- **Material for this task**
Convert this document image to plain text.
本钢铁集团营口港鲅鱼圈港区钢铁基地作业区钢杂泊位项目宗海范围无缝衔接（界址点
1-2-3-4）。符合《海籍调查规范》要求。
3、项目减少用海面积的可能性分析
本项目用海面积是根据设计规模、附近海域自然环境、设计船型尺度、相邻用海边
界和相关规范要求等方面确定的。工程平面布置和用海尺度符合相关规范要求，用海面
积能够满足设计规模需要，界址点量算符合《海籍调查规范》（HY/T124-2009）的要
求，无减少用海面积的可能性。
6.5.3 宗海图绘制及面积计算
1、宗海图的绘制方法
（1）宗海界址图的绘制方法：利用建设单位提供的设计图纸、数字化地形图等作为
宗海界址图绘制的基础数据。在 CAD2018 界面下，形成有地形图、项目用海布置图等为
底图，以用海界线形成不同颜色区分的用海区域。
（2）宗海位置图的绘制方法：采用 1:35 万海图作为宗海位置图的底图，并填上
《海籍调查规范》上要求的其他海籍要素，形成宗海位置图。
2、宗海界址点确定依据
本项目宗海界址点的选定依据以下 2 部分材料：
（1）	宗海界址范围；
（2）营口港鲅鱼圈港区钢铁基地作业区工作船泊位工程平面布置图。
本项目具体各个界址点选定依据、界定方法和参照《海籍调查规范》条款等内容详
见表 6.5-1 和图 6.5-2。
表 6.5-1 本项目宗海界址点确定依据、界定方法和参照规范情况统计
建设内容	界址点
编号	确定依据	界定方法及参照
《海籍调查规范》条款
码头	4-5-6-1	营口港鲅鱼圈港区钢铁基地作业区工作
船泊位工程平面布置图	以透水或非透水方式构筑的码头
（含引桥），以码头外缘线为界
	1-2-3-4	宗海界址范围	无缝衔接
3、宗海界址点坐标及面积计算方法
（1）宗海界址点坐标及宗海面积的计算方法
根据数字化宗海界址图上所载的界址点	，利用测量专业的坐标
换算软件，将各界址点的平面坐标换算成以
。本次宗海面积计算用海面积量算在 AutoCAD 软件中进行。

- **What needs to be done**
Each record must be repeated exactly as it is.

- **Written answer**
Convert this document image to plain text.
本钢铁集团营口港鲅鱼圈港区钢铁基地作业区钢杂泊位项目宗海范围无缝衔接（界址点
1-2-3-4）。符合《海籍调查规范》要求。
3、项目减少用海面积的可能性分析
本项目用海面积是根据设计规模、附近海域自然环境、设计船型尺度、相邻用海边
界和相关规范要求等方面确定的。工程平面布置和用海尺度符合相关规范要求，用海面
积能够满足设计规模需要，界址点量算符合《海籍调查规范》（HY/T124-2009）的要
求，无减少用海面积的可能性。
6.5.3 宗海图绘制及面积计算
1、宗海图的绘制方法
（1）宗海界址图的绘制方法：利用建设单位提供的设计图纸、数字化地形图等作为
宗海界址图绘制的基础数据。在 CAD2018 界面下，形成有地形图、项目用海布置图等为
底图，以用海界线形成不同颜色区分的用海区域。
（2）宗海位置图的绘制方法：采用 1:35 万海图作为宗海位置图的底图，并填上
《海籍调查规范》上要求的其他海籍要素，形成宗海位置图。
2、宗海界址点确定依据
本项目宗海界址点的选定依据以下 2 部分材料：
（1）	宗海界址范围；
（2）营口港鲅鱼圈港区钢铁基地作业区工作船泊位工程平面布置图。
本项目具体各个界址点选定依据、界定方法和参照《海籍调查规范》条款等内容详
见表 6.5-1 和图 6.5-2。
表 6.5-1 本项目宗海界址点确定依据、界定方法和参照规范情况统计
建设内容	界址点
编号	确定依据	界定方法及参照
《海籍调查规范》条款
码头	4-5-6-1	营口港鲅鱼圈港区钢铁基地作业区工作
船泊位工程平面布置图	以透水或非透水方式构筑的码头
（含引桥），以码头外缘线为界
	1-2-3-4	宗海界址范围	无缝衔接
3、宗海界址点坐标及面积计算方法
（1）宗海界址点坐标及宗海面积的计算方法
根据数字化宗海界址图上所载的界址点	，利用测量专业的坐标
换算软件，将各界址点的平面坐标换算成以
。本次宗海面积计算用海面积量算在 AutoCAD 软件中进行。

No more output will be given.